**Supplied data:**
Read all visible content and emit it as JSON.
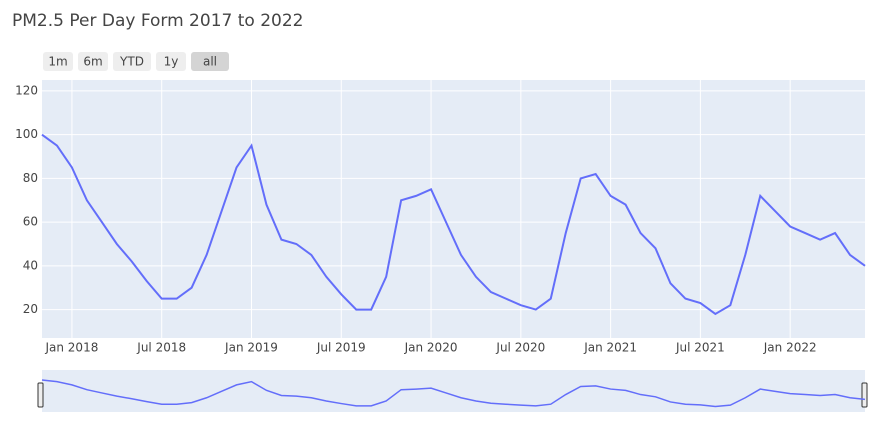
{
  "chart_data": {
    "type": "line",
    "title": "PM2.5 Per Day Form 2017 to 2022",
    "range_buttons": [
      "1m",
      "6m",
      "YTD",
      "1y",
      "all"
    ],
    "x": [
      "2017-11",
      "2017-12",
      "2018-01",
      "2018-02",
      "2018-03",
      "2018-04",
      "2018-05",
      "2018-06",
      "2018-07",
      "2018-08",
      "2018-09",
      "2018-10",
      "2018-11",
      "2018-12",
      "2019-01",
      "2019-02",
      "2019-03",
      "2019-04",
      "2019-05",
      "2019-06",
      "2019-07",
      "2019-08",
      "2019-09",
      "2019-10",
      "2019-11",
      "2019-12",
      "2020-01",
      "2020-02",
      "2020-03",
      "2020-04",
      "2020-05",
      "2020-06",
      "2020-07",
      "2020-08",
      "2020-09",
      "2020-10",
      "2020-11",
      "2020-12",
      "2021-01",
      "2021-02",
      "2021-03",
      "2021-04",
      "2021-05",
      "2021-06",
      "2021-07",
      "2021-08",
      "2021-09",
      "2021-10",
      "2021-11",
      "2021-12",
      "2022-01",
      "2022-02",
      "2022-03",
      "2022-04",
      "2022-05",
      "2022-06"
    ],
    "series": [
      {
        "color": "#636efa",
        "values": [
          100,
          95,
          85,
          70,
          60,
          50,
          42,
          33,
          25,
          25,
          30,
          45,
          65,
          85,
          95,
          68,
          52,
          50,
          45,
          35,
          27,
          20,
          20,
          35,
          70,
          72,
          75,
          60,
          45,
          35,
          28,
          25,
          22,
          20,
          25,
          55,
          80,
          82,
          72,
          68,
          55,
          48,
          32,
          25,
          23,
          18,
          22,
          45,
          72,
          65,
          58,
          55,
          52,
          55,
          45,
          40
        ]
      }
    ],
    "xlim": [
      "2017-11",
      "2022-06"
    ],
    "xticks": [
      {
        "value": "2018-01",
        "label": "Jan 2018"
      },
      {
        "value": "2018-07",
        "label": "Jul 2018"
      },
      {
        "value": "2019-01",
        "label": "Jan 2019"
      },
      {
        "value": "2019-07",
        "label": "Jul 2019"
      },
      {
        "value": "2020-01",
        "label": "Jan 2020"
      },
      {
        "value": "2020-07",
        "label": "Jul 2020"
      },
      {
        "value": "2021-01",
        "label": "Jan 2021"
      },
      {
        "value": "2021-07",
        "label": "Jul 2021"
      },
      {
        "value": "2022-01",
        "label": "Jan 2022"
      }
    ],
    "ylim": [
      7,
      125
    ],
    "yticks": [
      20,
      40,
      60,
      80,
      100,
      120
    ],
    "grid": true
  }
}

**Exercise description:** Copy each line of the data that contains the word "label".

**Written answer:**
        "label": "Jan 2018"
        "label": "Jul 2018"
        "label": "Jan 2019"
        "label": "Jul 2019"
        "label": "Jan 2020"
        "label": "Jul 2020"
        "label": "Jan 2021"
        "label": "Jul 2021"
        "label": "Jan 2022"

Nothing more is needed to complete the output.